◆ **The problem**
Print the entries below word for word; the pictures stay out of your copy.

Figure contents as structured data
=-=-=-=-=

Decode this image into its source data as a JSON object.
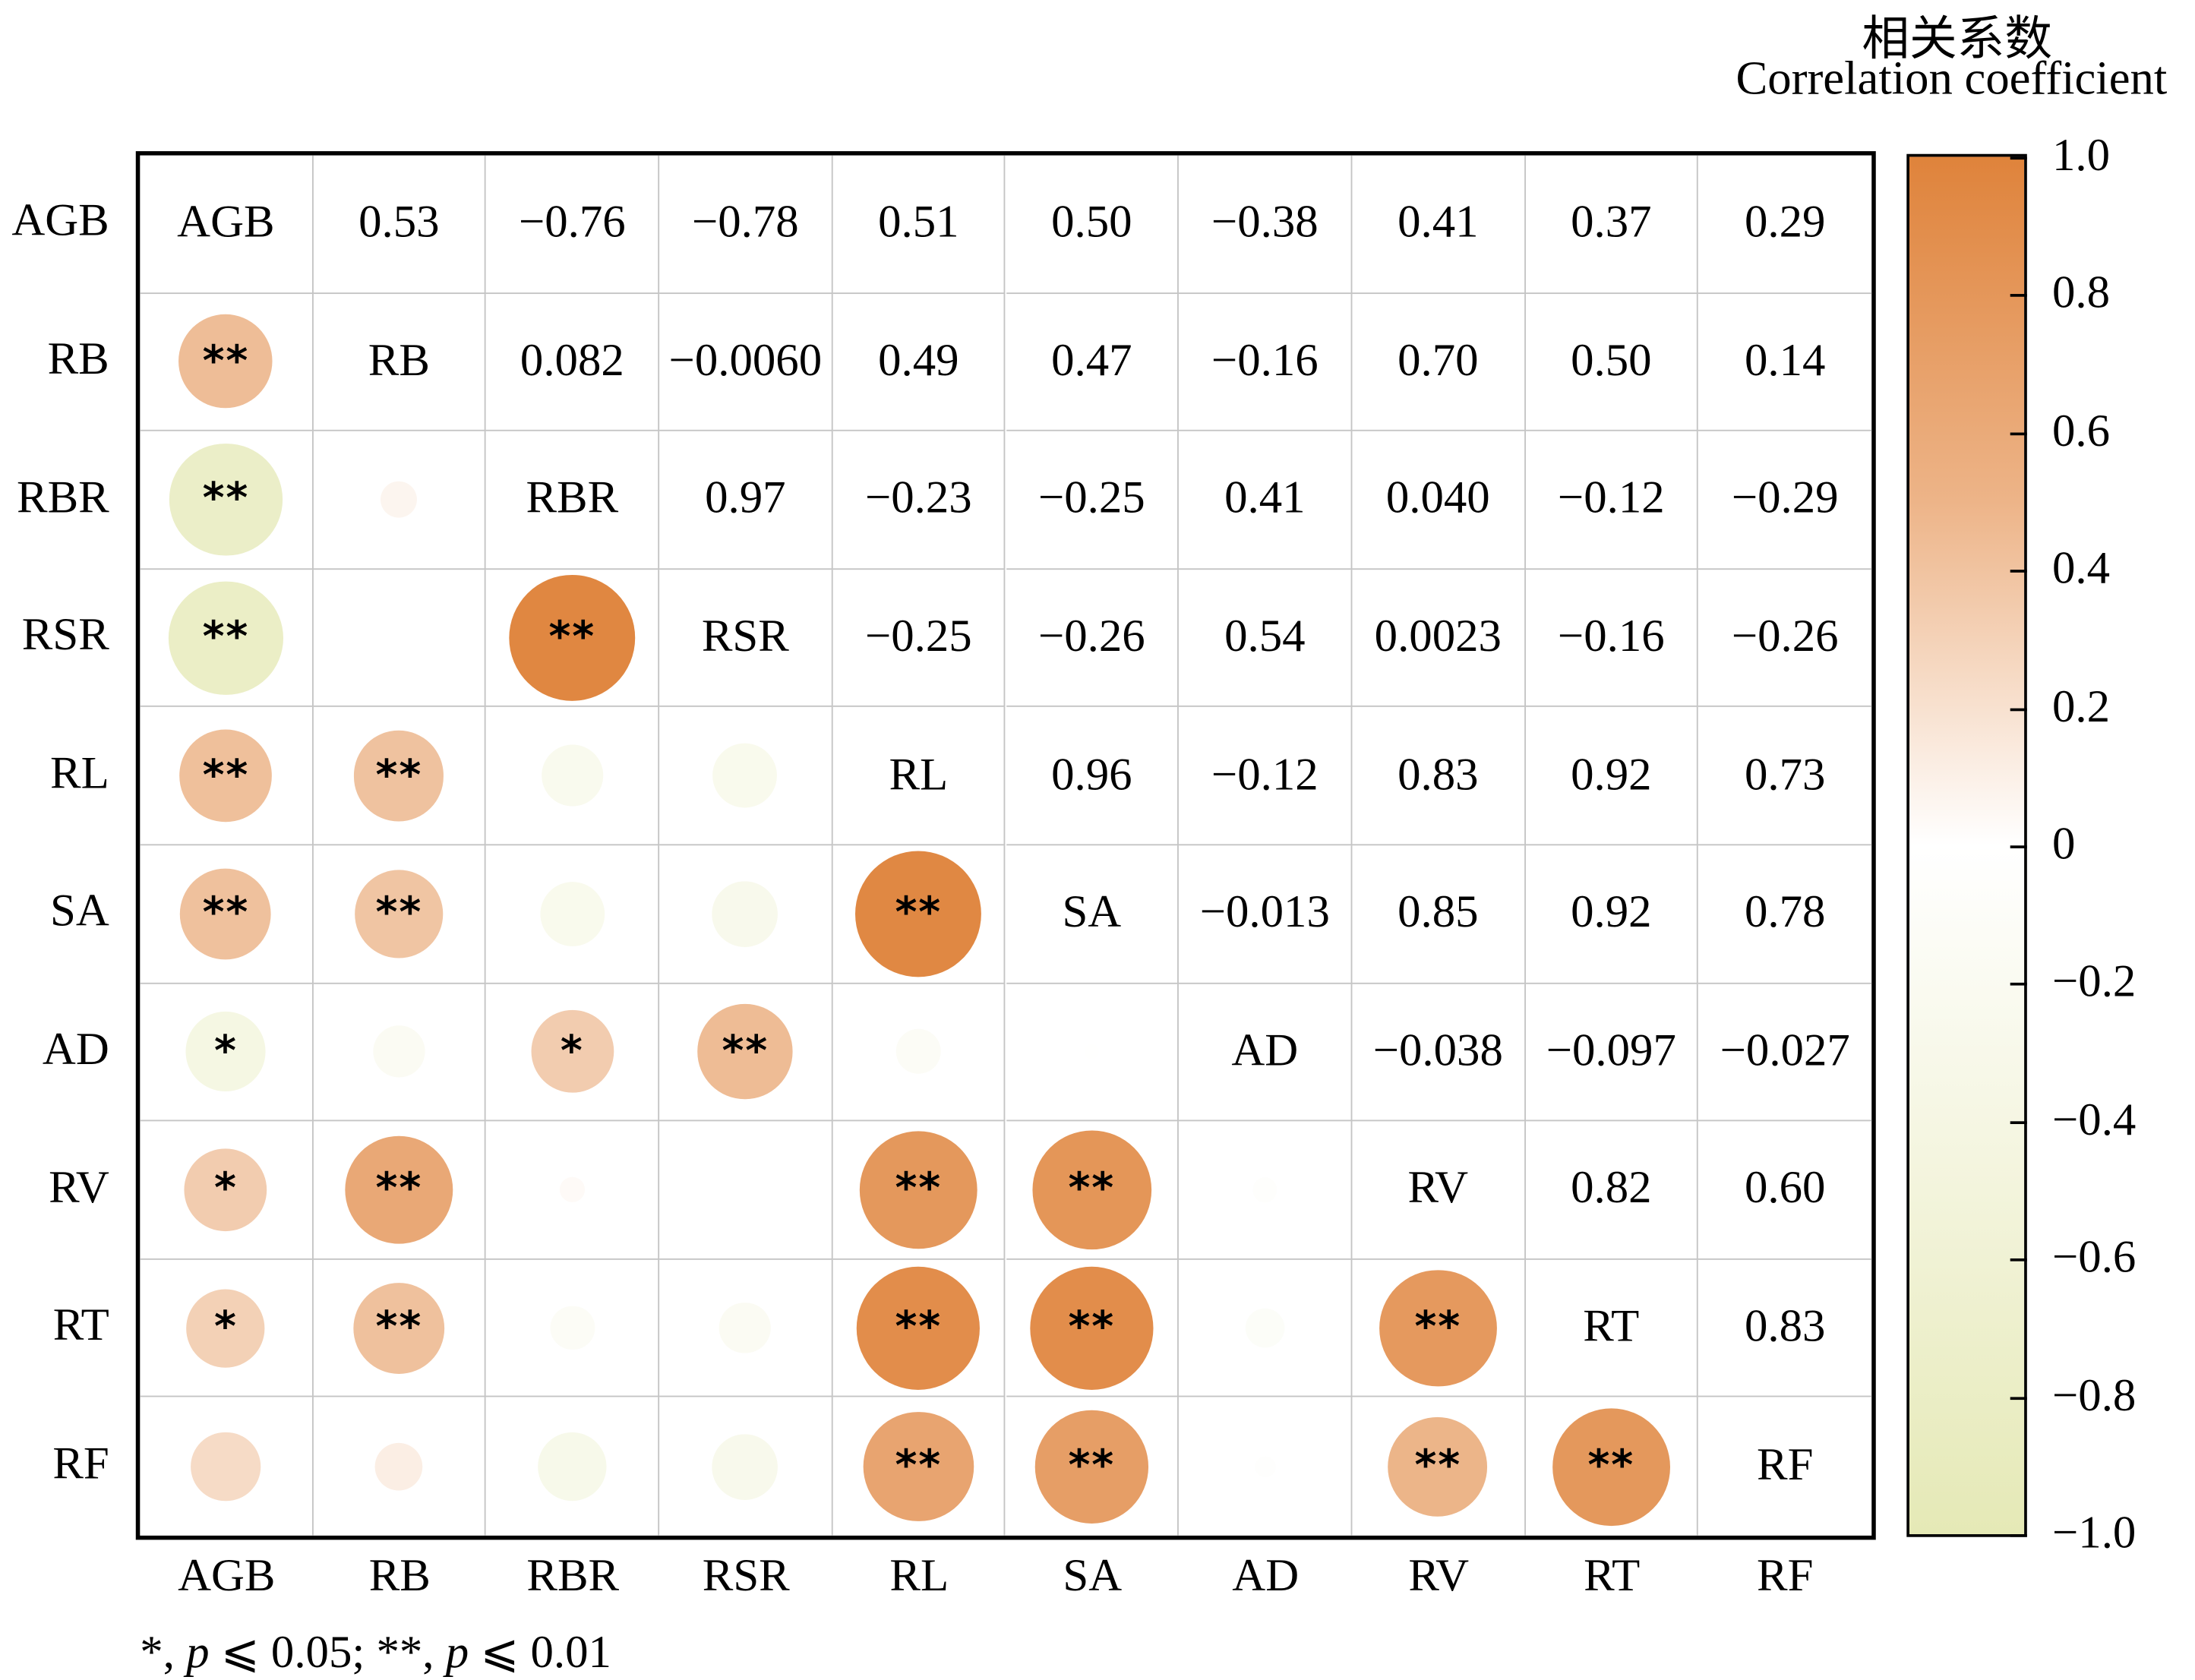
{
  "chart_data": {
    "type": "heatmap",
    "title": "相关系数",
    "subtitle": "Correlation coefficient",
    "variables": [
      "AGB",
      "RB",
      "RBR",
      "RSR",
      "RL",
      "SA",
      "AD",
      "RV",
      "RT",
      "RF"
    ],
    "upper_values": [
      [
        "AGB",
        "0.53",
        "−0.76",
        "−0.78",
        "0.51",
        "0.50",
        "−0.38",
        "0.41",
        "0.37",
        "0.29"
      ],
      [
        "",
        "RB",
        "0.082",
        "−0.0060",
        "0.49",
        "0.47",
        "−0.16",
        "0.70",
        "0.50",
        "0.14"
      ],
      [
        "",
        "",
        "RBR",
        "0.97",
        "−0.23",
        "−0.25",
        "0.41",
        "0.040",
        "−0.12",
        "−0.29"
      ],
      [
        "",
        "",
        "",
        "RSR",
        "−0.25",
        "−0.26",
        "0.54",
        "0.0023",
        "−0.16",
        "−0.26"
      ],
      [
        "",
        "",
        "",
        "",
        "RL",
        "0.96",
        "−0.12",
        "0.83",
        "0.92",
        "0.73"
      ],
      [
        "",
        "",
        "",
        "",
        "",
        "SA",
        "−0.013",
        "0.85",
        "0.92",
        "0.78"
      ],
      [
        "",
        "",
        "",
        "",
        "",
        "",
        "AD",
        "−0.038",
        "−0.097",
        "−0.027"
      ],
      [
        "",
        "",
        "",
        "",
        "",
        "",
        "",
        "RV",
        "0.82",
        "0.60"
      ],
      [
        "",
        "",
        "",
        "",
        "",
        "",
        "",
        "",
        "RT",
        "0.83"
      ],
      [
        "",
        "",
        "",
        "",
        "",
        "",
        "",
        "",
        "",
        "RF"
      ]
    ],
    "significance_lower": [
      [],
      [
        "**"
      ],
      [
        "**",
        ""
      ],
      [
        "**",
        "",
        "**"
      ],
      [
        "**",
        "**",
        "",
        ""
      ],
      [
        "**",
        "**",
        "",
        "",
        "**"
      ],
      [
        "*",
        "",
        "*",
        "**",
        "",
        ""
      ],
      [
        "*",
        "**",
        "",
        "",
        "**",
        "**",
        ""
      ],
      [
        "*",
        "**",
        "",
        "",
        "**",
        "**",
        "",
        "**"
      ],
      [
        "",
        "",
        "",
        "",
        "**",
        "**",
        "",
        "**",
        "**"
      ]
    ],
    "colorbar": {
      "range": [
        -1.0,
        1.0
      ],
      "ticks": [
        "1.0",
        "0.8",
        "0.6",
        "0.4",
        "0.2",
        "0",
        "−0.2",
        "−0.4",
        "−0.6",
        "−0.8",
        "−1.0"
      ],
      "colors": {
        "positive": "#df833b",
        "zero": "#ffffff",
        "negative": "#e5e9b6"
      }
    },
    "footnote": {
      "star1": "*,",
      "p": "p",
      "le1": " ⩽ 0.05; ",
      "star2": "**,",
      "le2": " ⩽ 0.01"
    }
  }
}
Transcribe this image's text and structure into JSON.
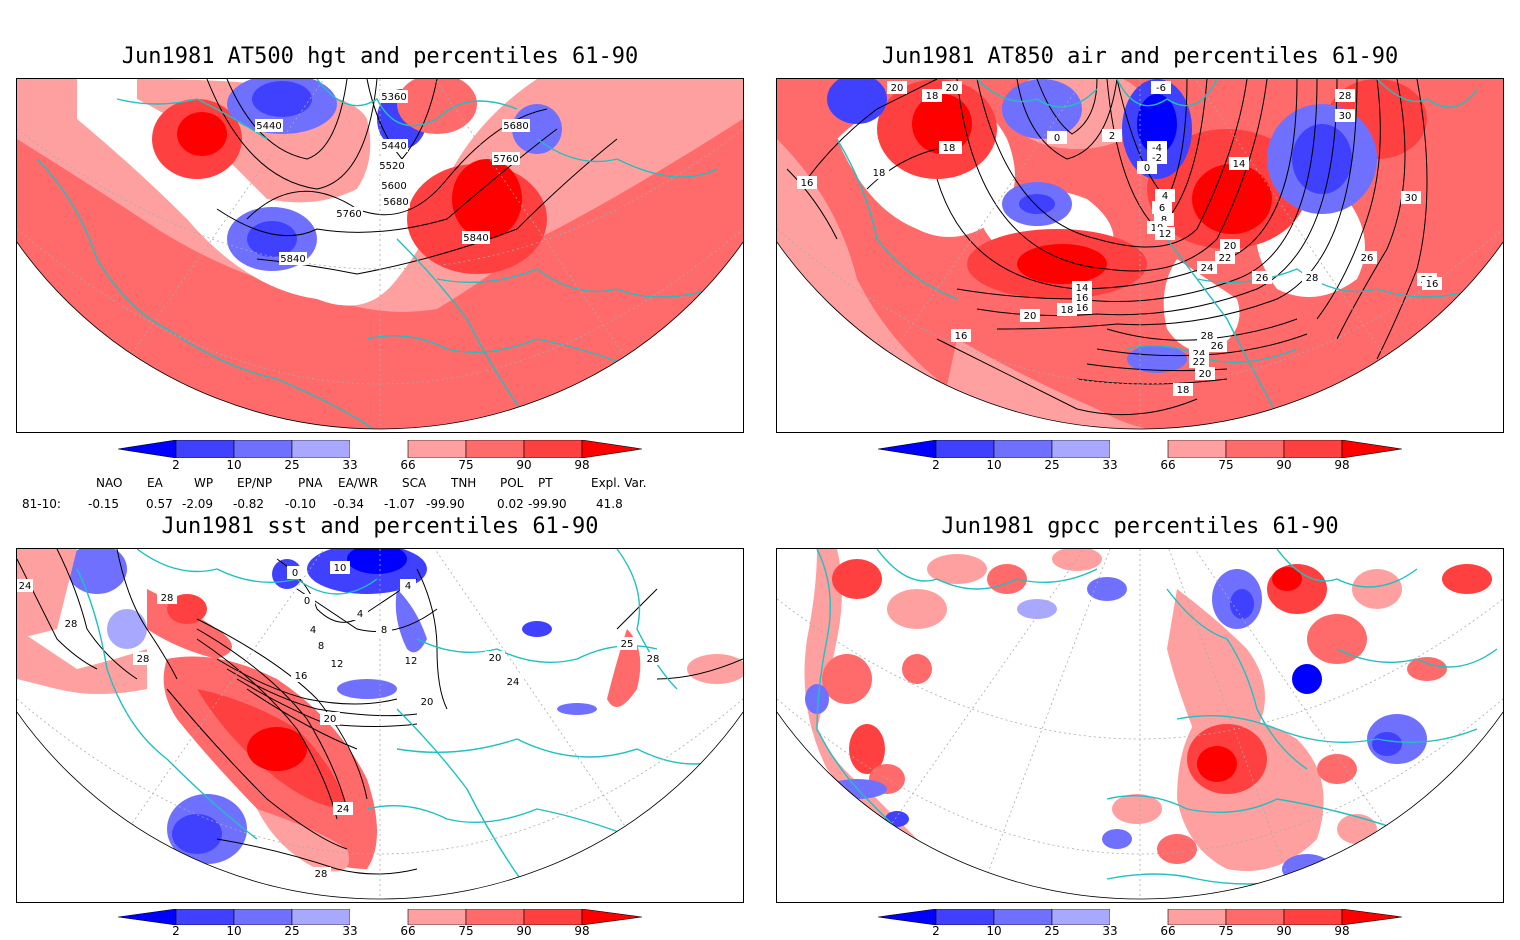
{
  "panels": {
    "hgt": {
      "title": "Jun1981 AT500 hgt and percentiles 61-90",
      "contour_labels": [
        "5360",
        "5440",
        "5680",
        "5440",
        "5520",
        "5760",
        "5600",
        "5680",
        "5760",
        "5840",
        "5840"
      ]
    },
    "air": {
      "title": "Jun1981 AT850 air and percentiles 61-90",
      "contour_labels": [
        "20",
        "20",
        "18",
        "-6",
        "0",
        "2",
        "-4",
        "-2",
        "0",
        "18",
        "28",
        "30",
        "16",
        "18",
        "18",
        "14",
        "4",
        "6",
        "8",
        "10",
        "12",
        "30",
        "20",
        "22",
        "24",
        "26",
        "28",
        "26",
        "16",
        "14",
        "16",
        "18",
        "20",
        "20",
        "16",
        "28",
        "26",
        "24",
        "22",
        "20",
        "18",
        "16"
      ]
    },
    "sst": {
      "title": "Jun1981 sst and percentiles 61-90",
      "contour_labels": [
        "24",
        "28",
        "28",
        "28",
        "0",
        "10",
        "0",
        "4",
        "4",
        "4",
        "8",
        "8",
        "12",
        "16",
        "12",
        "20",
        "20",
        "24",
        "20",
        "24",
        "28",
        "25",
        "28"
      ]
    },
    "gpcc": {
      "title": "Jun1981 gpcc percentiles 61-90"
    }
  },
  "colorbar": {
    "labels": [
      "2",
      "10",
      "25",
      "33",
      "66",
      "75",
      "90",
      "98"
    ],
    "colors": {
      "blue_strong": "#0000ff",
      "blue_mid": "#4040ff",
      "blue_light": "#7070ff",
      "blue_pale": "#a8a8ff",
      "red_pale": "#ffa0a0",
      "red_light": "#ff6a6a",
      "red_mid": "#ff4040",
      "red_strong": "#ff0000"
    }
  },
  "indices": {
    "headers": [
      "NAO",
      "EA",
      "WP",
      "EP/NP",
      "PNA",
      "EA/WR",
      "SCA",
      "TNH",
      "POL",
      "PT",
      "Expl. Var."
    ],
    "row_label": "81-10:",
    "values": [
      "-0.15",
      "0.57",
      "-2.09",
      "-0.82",
      "-0.10",
      "-0.34",
      "-1.07",
      "-99.90",
      "0.02",
      "-99.90",
      "41.8"
    ]
  },
  "coast_color": "#20c0c0"
}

=-=-=-=-=

◆ **Full solution**
Decode this image into its source data as a JSON object.
{
  "chart_data": {
    "type": "heatmap",
    "title": "相关系数",
    "subtitle": "Correlation coefficient",
    "variables": [
      "AGB",
      "RB",
      "RBR",
      "RSR",
      "RL",
      "SA",
      "AD",
      "RV",
      "RT",
      "RF"
    ],
    "upper_values": [
      [
        "AGB",
        "0.53",
        "−0.76",
        "−0.78",
        "0.51",
        "0.50",
        "−0.38",
        "0.41",
        "0.37",
        "0.29"
      ],
      [
        "",
        "RB",
        "0.082",
        "−0.0060",
        "0.49",
        "0.47",
        "−0.16",
        "0.70",
        "0.50",
        "0.14"
      ],
      [
        "",
        "",
        "RBR",
        "0.97",
        "−0.23",
        "−0.25",
        "0.41",
        "0.040",
        "−0.12",
        "−0.29"
      ],
      [
        "",
        "",
        "",
        "RSR",
        "−0.25",
        "−0.26",
        "0.54",
        "0.0023",
        "−0.16",
        "−0.26"
      ],
      [
        "",
        "",
        "",
        "",
        "RL",
        "0.96",
        "−0.12",
        "0.83",
        "0.92",
        "0.73"
      ],
      [
        "",
        "",
        "",
        "",
        "",
        "SA",
        "−0.013",
        "0.85",
        "0.92",
        "0.78"
      ],
      [
        "",
        "",
        "",
        "",
        "",
        "",
        "AD",
        "−0.038",
        "−0.097",
        "−0.027"
      ],
      [
        "",
        "",
        "",
        "",
        "",
        "",
        "",
        "RV",
        "0.82",
        "0.60"
      ],
      [
        "",
        "",
        "",
        "",
        "",
        "",
        "",
        "",
        "RT",
        "0.83"
      ],
      [
        "",
        "",
        "",
        "",
        "",
        "",
        "",
        "",
        "",
        "RF"
      ]
    ],
    "significance_lower": [
      [],
      [
        "**"
      ],
      [
        "**",
        ""
      ],
      [
        "**",
        "",
        "**"
      ],
      [
        "**",
        "**",
        "",
        ""
      ],
      [
        "**",
        "**",
        "",
        "",
        "**"
      ],
      [
        "*",
        "",
        "*",
        "**",
        "",
        ""
      ],
      [
        "*",
        "**",
        "",
        "",
        "**",
        "**",
        ""
      ],
      [
        "*",
        "**",
        "",
        "",
        "**",
        "**",
        "",
        "**"
      ],
      [
        "",
        "",
        "",
        "",
        "**",
        "**",
        "",
        "**",
        "**"
      ]
    ],
    "colorbar": {
      "range": [
        -1.0,
        1.0
      ],
      "ticks": [
        "1.0",
        "0.8",
        "0.6",
        "0.4",
        "0.2",
        "0",
        "−0.2",
        "−0.4",
        "−0.6",
        "−0.8",
        "−1.0"
      ],
      "colors": {
        "positive": "#df833b",
        "zero": "#ffffff",
        "negative": "#e5e9b6"
      }
    },
    "footnote": {
      "star1": "*,",
      "p": "p",
      "le1": " ⩽ 0.05; ",
      "star2": "**,",
      "le2": " ⩽ 0.01"
    }
  }
}
Transcribe this image's text and structure into JSON.
{
  "panels": {
    "hgt": {
      "title": "Jun1981 AT500 hgt and percentiles 61-90",
      "contour_labels": [
        "5360",
        "5440",
        "5680",
        "5440",
        "5520",
        "5760",
        "5600",
        "5680",
        "5760",
        "5840",
        "5840"
      ]
    },
    "air": {
      "title": "Jun1981 AT850 air and percentiles 61-90",
      "contour_labels": [
        "20",
        "20",
        "18",
        "-6",
        "0",
        "2",
        "-4",
        "-2",
        "0",
        "18",
        "28",
        "30",
        "16",
        "18",
        "18",
        "14",
        "4",
        "6",
        "8",
        "10",
        "12",
        "30",
        "20",
        "22",
        "24",
        "26",
        "28",
        "26",
        "16",
        "14",
        "16",
        "18",
        "20",
        "20",
        "16",
        "28",
        "26",
        "24",
        "22",
        "20",
        "18",
        "16"
      ]
    },
    "sst": {
      "title": "Jun1981 sst and percentiles 61-90",
      "contour_labels": [
        "24",
        "28",
        "28",
        "28",
        "0",
        "10",
        "0",
        "4",
        "4",
        "4",
        "8",
        "8",
        "12",
        "16",
        "12",
        "20",
        "20",
        "24",
        "20",
        "24",
        "28",
        "25",
        "28"
      ]
    },
    "gpcc": {
      "title": "Jun1981 gpcc percentiles 61-90"
    }
  },
  "colorbar": {
    "labels": [
      "2",
      "10",
      "25",
      "33",
      "66",
      "75",
      "90",
      "98"
    ],
    "colors": {
      "blue_strong": "#0000ff",
      "blue_mid": "#4040ff",
      "blue_light": "#7070ff",
      "blue_pale": "#a8a8ff",
      "red_pale": "#ffa0a0",
      "red_light": "#ff6a6a",
      "red_mid": "#ff4040",
      "red_strong": "#ff0000"
    }
  },
  "indices": {
    "headers": [
      "NAO",
      "EA",
      "WP",
      "EP/NP",
      "PNA",
      "EA/WR",
      "SCA",
      "TNH",
      "POL",
      "PT",
      "Expl. Var."
    ],
    "row_label": "81-10:",
    "values": [
      "-0.15",
      "0.57",
      "-2.09",
      "-0.82",
      "-0.10",
      "-0.34",
      "-1.07",
      "-99.90",
      "0.02",
      "-99.90",
      "41.8"
    ]
  },
  "coast_color": "#20c0c0"
}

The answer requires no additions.